What to produce
Please write out the complete listing that follows, exactly as it reads.

Records provided
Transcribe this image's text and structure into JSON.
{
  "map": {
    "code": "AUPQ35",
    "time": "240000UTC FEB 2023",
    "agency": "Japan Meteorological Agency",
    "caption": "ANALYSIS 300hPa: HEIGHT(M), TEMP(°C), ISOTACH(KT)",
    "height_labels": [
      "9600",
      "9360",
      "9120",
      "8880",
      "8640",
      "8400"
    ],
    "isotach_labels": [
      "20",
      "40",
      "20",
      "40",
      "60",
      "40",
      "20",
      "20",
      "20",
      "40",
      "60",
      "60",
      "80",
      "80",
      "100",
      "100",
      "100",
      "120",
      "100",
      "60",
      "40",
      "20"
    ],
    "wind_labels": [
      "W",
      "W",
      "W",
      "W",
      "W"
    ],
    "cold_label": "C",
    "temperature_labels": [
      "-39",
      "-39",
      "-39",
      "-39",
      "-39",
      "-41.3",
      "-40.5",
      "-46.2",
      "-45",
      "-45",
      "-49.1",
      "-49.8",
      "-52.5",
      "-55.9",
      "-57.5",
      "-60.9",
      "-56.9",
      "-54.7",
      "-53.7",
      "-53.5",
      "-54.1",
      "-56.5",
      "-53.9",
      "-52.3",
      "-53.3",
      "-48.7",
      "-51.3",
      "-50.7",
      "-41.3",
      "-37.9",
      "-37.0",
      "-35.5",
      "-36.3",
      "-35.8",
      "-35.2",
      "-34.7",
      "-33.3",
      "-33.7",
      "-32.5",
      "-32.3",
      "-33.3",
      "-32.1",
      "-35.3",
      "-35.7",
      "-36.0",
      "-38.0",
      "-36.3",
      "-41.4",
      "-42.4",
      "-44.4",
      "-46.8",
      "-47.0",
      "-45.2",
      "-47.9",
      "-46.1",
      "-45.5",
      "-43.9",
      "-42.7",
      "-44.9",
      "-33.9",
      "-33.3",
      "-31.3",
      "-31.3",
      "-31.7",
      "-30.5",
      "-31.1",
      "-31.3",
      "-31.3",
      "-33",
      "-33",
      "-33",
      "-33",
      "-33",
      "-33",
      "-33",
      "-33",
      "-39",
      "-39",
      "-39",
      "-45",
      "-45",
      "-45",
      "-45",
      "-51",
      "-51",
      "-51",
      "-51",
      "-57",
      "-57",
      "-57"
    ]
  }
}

Final result
Transcribe this image's text and structure into JSON.
{
  "map": {
    "code": "AUPQ35",
    "time": "240000UTC FEB 2023",
    "agency": "Japan Meteorological Agency",
    "caption": "ANALYSIS 300hPa: HEIGHT(M), TEMP(°C), ISOTACH(KT)",
    "height_labels": [
      "9600",
      "9360",
      "9120",
      "8880",
      "8640",
      "8400"
    ],
    "isotach_labels": [
      "20",
      "40",
      "20",
      "40",
      "60",
      "40",
      "20",
      "20",
      "20",
      "40",
      "60",
      "60",
      "80",
      "80",
      "100",
      "100",
      "100",
      "120",
      "100",
      "60",
      "40",
      "20"
    ],
    "wind_labels": [
      "W",
      "W",
      "W",
      "W",
      "W"
    ],
    "cold_label": "C",
    "temperature_labels": [
      "-39",
      "-39",
      "-39",
      "-39",
      "-39",
      "-41.3",
      "-40.5",
      "-46.2",
      "-45",
      "-45",
      "-49.1",
      "-49.8",
      "-52.5",
      "-55.9",
      "-57.5",
      "-60.9",
      "-56.9",
      "-54.7",
      "-53.7",
      "-53.5",
      "-54.1",
      "-56.5",
      "-53.9",
      "-52.3",
      "-53.3",
      "-48.7",
      "-51.3",
      "-50.7",
      "-41.3",
      "-37.9",
      "-37.0",
      "-35.5",
      "-36.3",
      "-35.8",
      "-35.2",
      "-34.7",
      "-33.3",
      "-33.7",
      "-32.5",
      "-32.3",
      "-33.3",
      "-32.1",
      "-35.3",
      "-35.7",
      "-36.0",
      "-38.0",
      "-36.3",
      "-41.4",
      "-42.4",
      "-44.4",
      "-46.8",
      "-47.0",
      "-45.2",
      "-47.9",
      "-46.1",
      "-45.5",
      "-43.9",
      "-42.7",
      "-44.9",
      "-33.9",
      "-33.3",
      "-31.3",
      "-31.3",
      "-31.7",
      "-30.5",
      "-31.1",
      "-31.3",
      "-31.3",
      "-33",
      "-33",
      "-33",
      "-33",
      "-33",
      "-33",
      "-33",
      "-33",
      "-39",
      "-39",
      "-39",
      "-45",
      "-45",
      "-45",
      "-45",
      "-51",
      "-51",
      "-51",
      "-51",
      "-57",
      "-57",
      "-57"
    ]
  }
}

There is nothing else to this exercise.